● DIE AUFGABE: Bringe alle folgenden Datensätze Zeile für Zeile in die Form einer nummerierten Liste, lass dabei Leerzeilen weg und übernimm die Bilder nicht in deine Antwort.

• • •

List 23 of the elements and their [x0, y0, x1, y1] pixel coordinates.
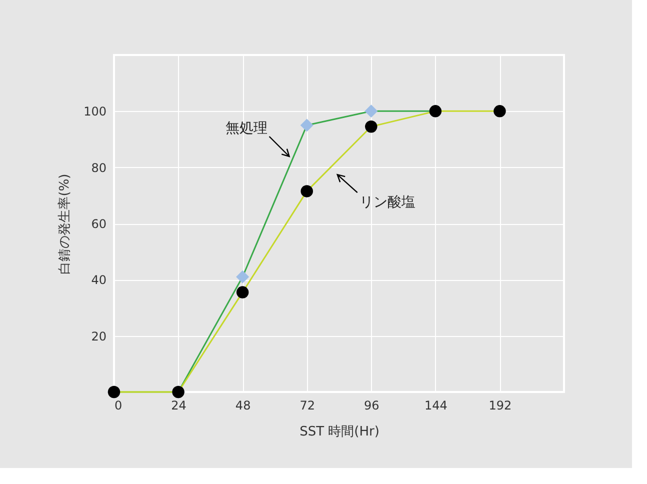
point: [300, 118, 314, 132]
y-tick-label: 40: [91, 273, 106, 288]
x-tick-label: 192: [488, 398, 512, 412]
y-tick-label: 60: [91, 217, 106, 231]
x-tick-label: 96: [364, 398, 380, 412]
point: [236, 270, 250, 284]
x-tick-label: 72: [300, 398, 315, 412]
x-tick-label: 0: [114, 398, 122, 412]
point: [494, 105, 506, 118]
x-tick-label: 24: [171, 398, 186, 412]
text: 無処理: [225, 120, 268, 137]
point: [364, 104, 378, 118]
y-tick-label: 20: [91, 329, 106, 344]
y-tick-label: 80: [91, 160, 106, 175]
x-tick-label: 144: [424, 398, 448, 412]
point: [236, 286, 249, 298]
y-tick-label: 100: [84, 104, 106, 119]
point: [365, 120, 378, 133]
legend-label: リン酸塩: [359, 194, 416, 211]
x-axis-title: SST 時間(Hr): [300, 424, 380, 440]
y-axis-title: 白錆の発生率(%): [56, 174, 73, 274]
x-tick-label: 48: [235, 398, 251, 412]
point: [300, 185, 313, 198]
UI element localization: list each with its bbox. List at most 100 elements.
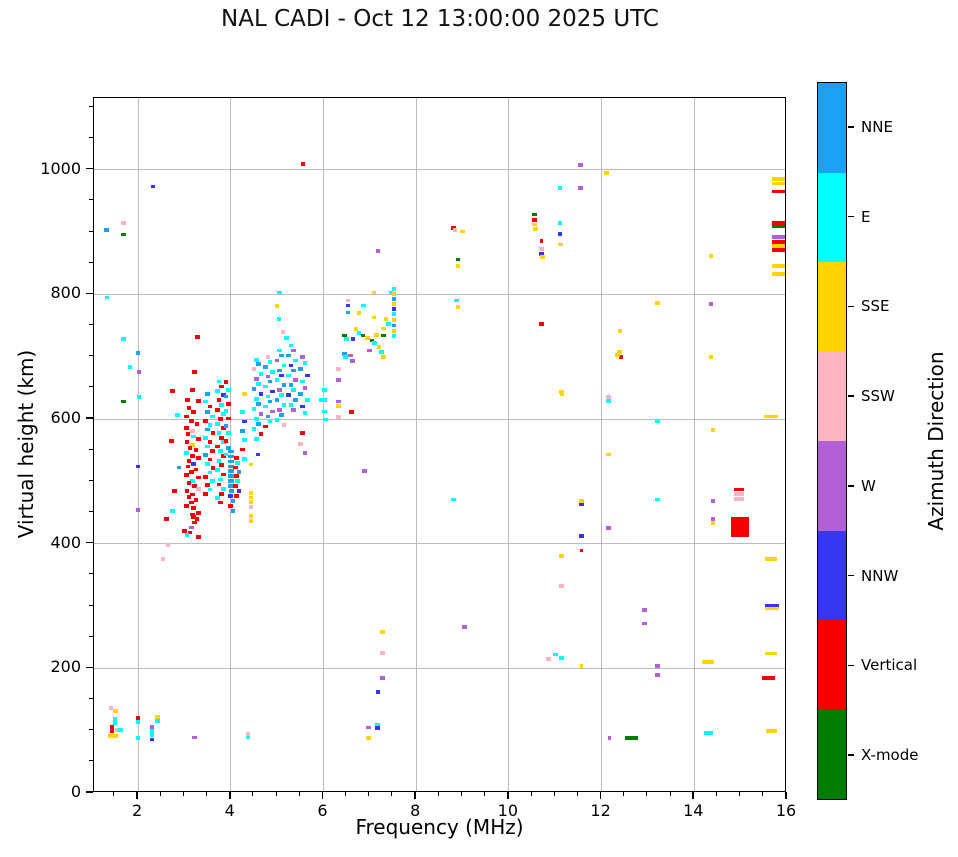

• • •

● LÖSUNG:
1. List 23 of the elements and their [x0, y0, x1, y1] pixel coordinates.
2. point: [300, 118, 314, 132]
3. y-tick-label: 40: [91, 273, 106, 288]
4. x-tick-label: 192: [488, 398, 512, 412]
5. y-tick-label: 60: [91, 217, 106, 231]
6. x-tick-label: 96: [364, 398, 380, 412]
7. point: [236, 270, 250, 284]
8. x-tick-label: 72: [300, 398, 315, 412]
9. x-tick-label: 0: [114, 398, 122, 412]
10. point: [494, 105, 506, 118]
11. x-tick-label: 24: [171, 398, 186, 412]
12. text: 無処理: [225, 120, 268, 137]
13. point: [364, 104, 378, 118]
14. y-tick-label: 20: [91, 329, 106, 344]
15. y-tick-label: 80: [91, 160, 106, 175]
16. x-tick-label: 144: [424, 398, 448, 412]
17. point: [236, 286, 249, 298]
18. y-tick-label: 100: [84, 104, 106, 119]
19. point: [365, 120, 378, 133]
20. legend-label: リン酸塩: [359, 194, 416, 211]
21. x-axis-title: SST 時間(Hr): [300, 424, 380, 440]
22. y-axis-title: 白錆の発生率(%): [56, 174, 73, 274]
23. x-tick-label: 48: [235, 398, 251, 412]
24. point: [300, 185, 313, 198]
25. UI element localization: list each with its bbox. List at most 100 elements.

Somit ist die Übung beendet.